**DATA SUPPLIED:**
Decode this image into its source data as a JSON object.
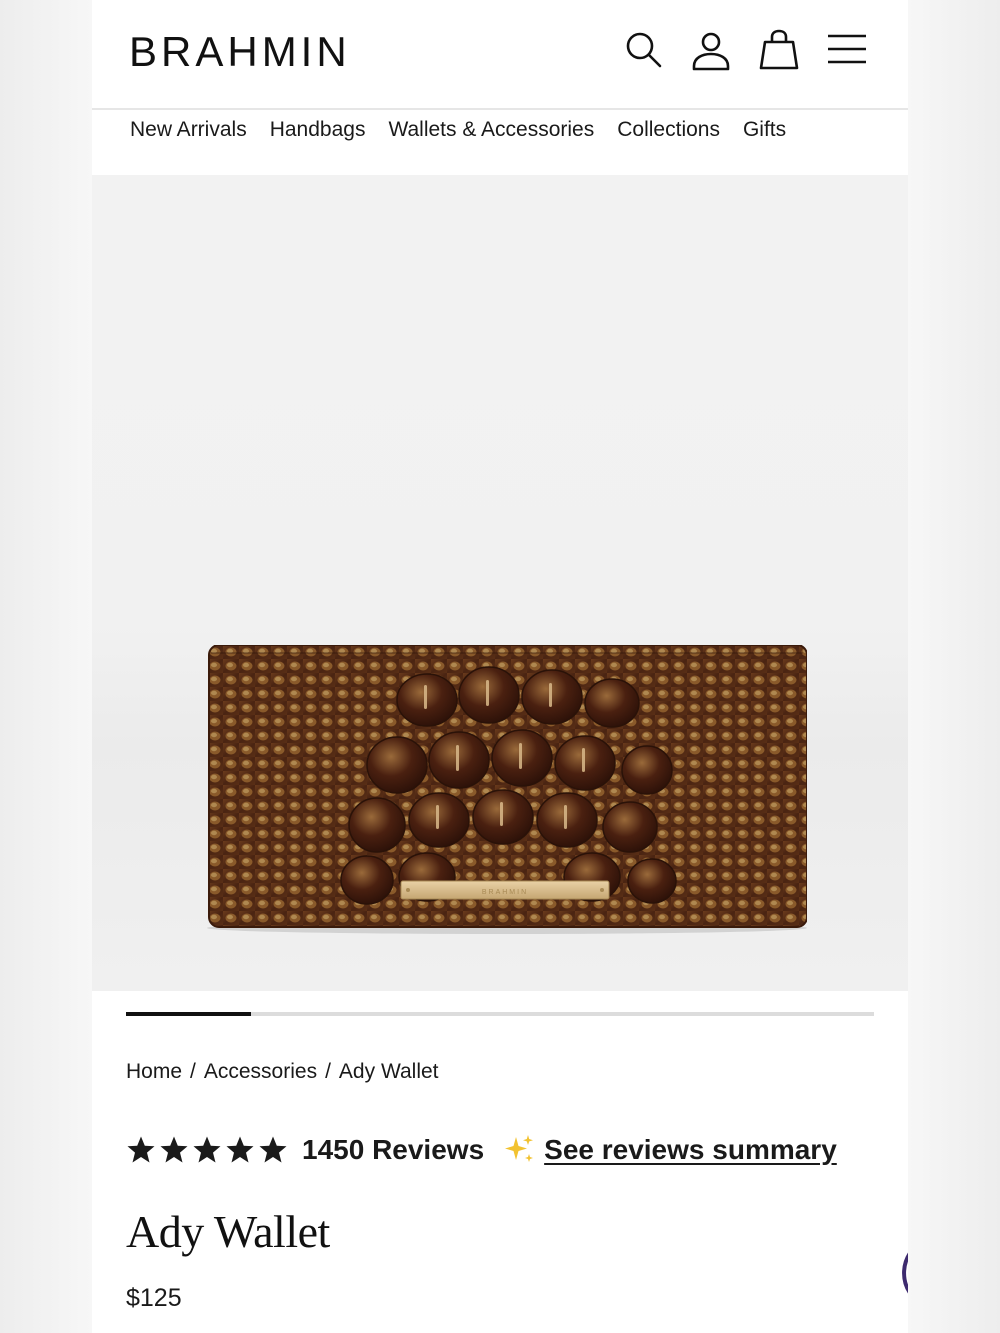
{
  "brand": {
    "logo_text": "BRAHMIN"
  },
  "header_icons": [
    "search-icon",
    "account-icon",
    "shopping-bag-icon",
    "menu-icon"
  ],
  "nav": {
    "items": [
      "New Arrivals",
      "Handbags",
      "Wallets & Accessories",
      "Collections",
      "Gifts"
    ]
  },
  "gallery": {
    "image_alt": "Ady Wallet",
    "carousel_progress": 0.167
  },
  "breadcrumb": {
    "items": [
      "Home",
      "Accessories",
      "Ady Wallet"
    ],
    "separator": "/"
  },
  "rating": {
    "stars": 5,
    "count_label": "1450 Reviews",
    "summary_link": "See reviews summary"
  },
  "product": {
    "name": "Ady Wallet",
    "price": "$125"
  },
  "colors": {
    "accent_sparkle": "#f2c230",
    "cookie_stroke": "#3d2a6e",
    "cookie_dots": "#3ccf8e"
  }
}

==

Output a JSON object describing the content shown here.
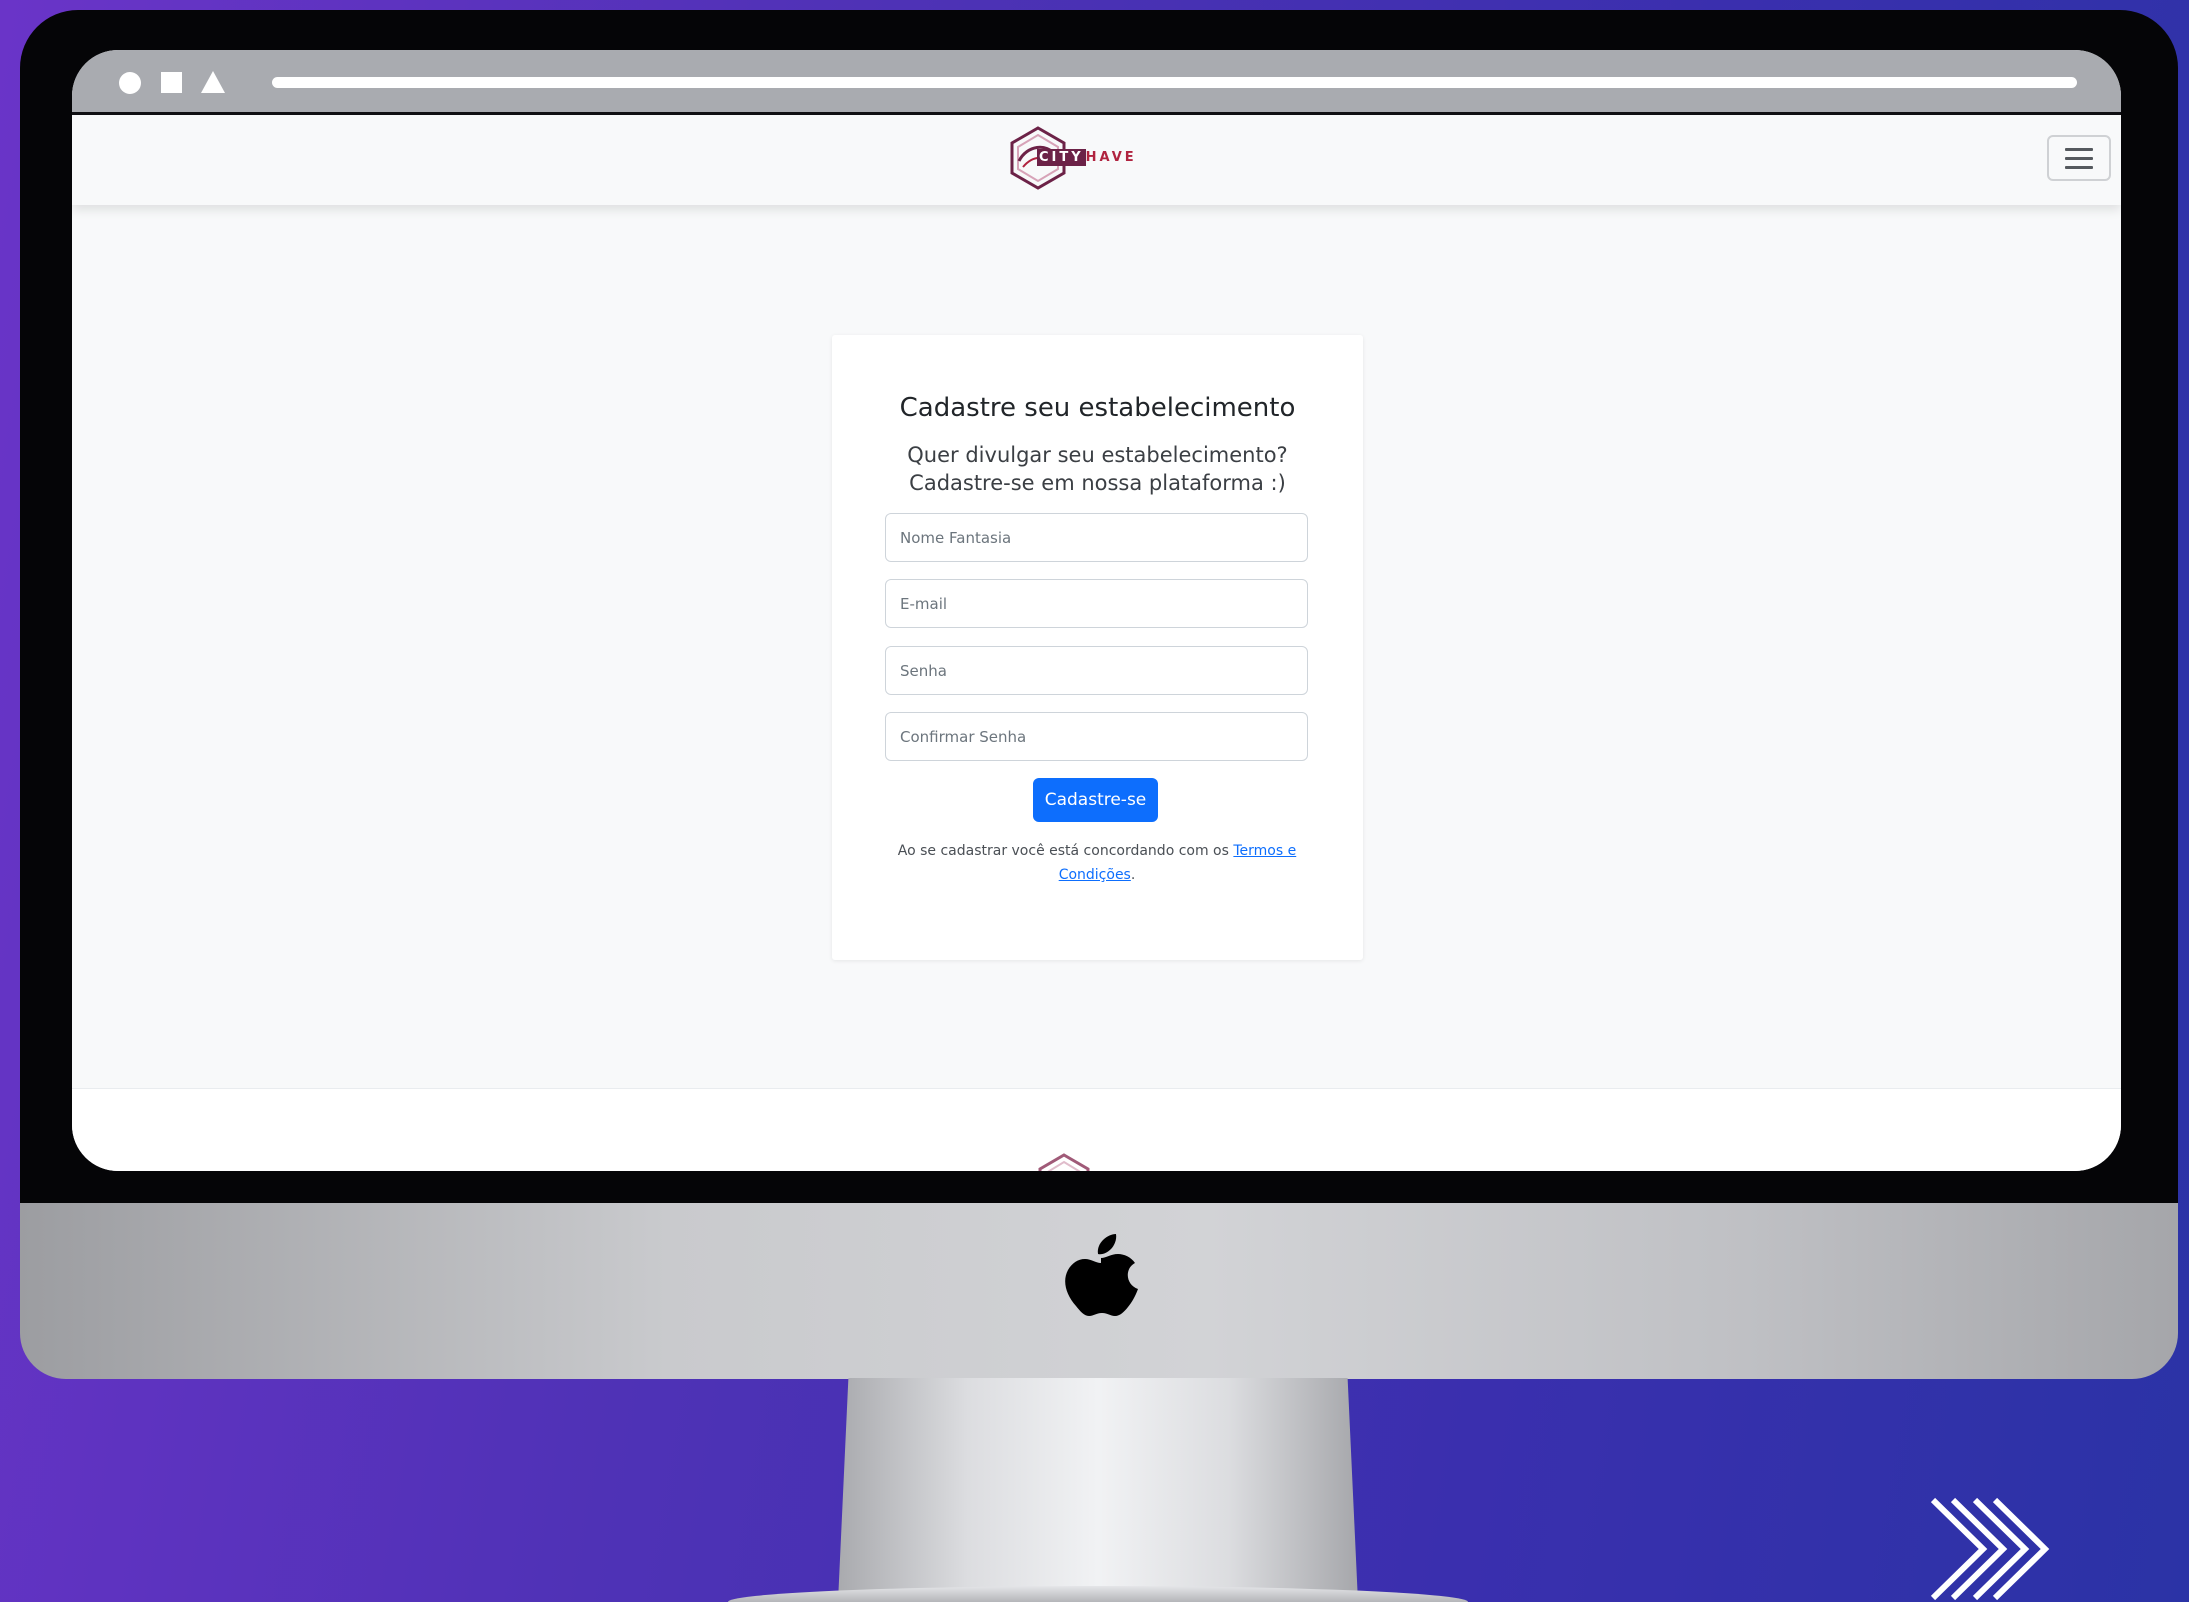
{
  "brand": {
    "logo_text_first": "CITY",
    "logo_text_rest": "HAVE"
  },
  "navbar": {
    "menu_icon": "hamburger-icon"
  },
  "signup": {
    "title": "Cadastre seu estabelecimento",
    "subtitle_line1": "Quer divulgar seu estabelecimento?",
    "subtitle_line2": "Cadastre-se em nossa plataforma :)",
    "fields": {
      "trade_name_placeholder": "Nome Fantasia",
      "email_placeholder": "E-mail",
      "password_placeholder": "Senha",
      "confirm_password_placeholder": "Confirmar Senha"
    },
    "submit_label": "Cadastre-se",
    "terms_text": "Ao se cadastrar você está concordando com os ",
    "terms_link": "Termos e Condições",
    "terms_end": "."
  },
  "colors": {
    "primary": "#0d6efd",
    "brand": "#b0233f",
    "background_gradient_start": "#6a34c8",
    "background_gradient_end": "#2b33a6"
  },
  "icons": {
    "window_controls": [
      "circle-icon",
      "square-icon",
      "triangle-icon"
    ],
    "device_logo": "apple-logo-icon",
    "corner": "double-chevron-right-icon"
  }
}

**STATED PROBLEM:** Pick out every line holding the string "object" and return it.

**EXERCISE ANSWER:**
Decode this image into its source data as a JSON object.
Output a JSON object describing the content shown here.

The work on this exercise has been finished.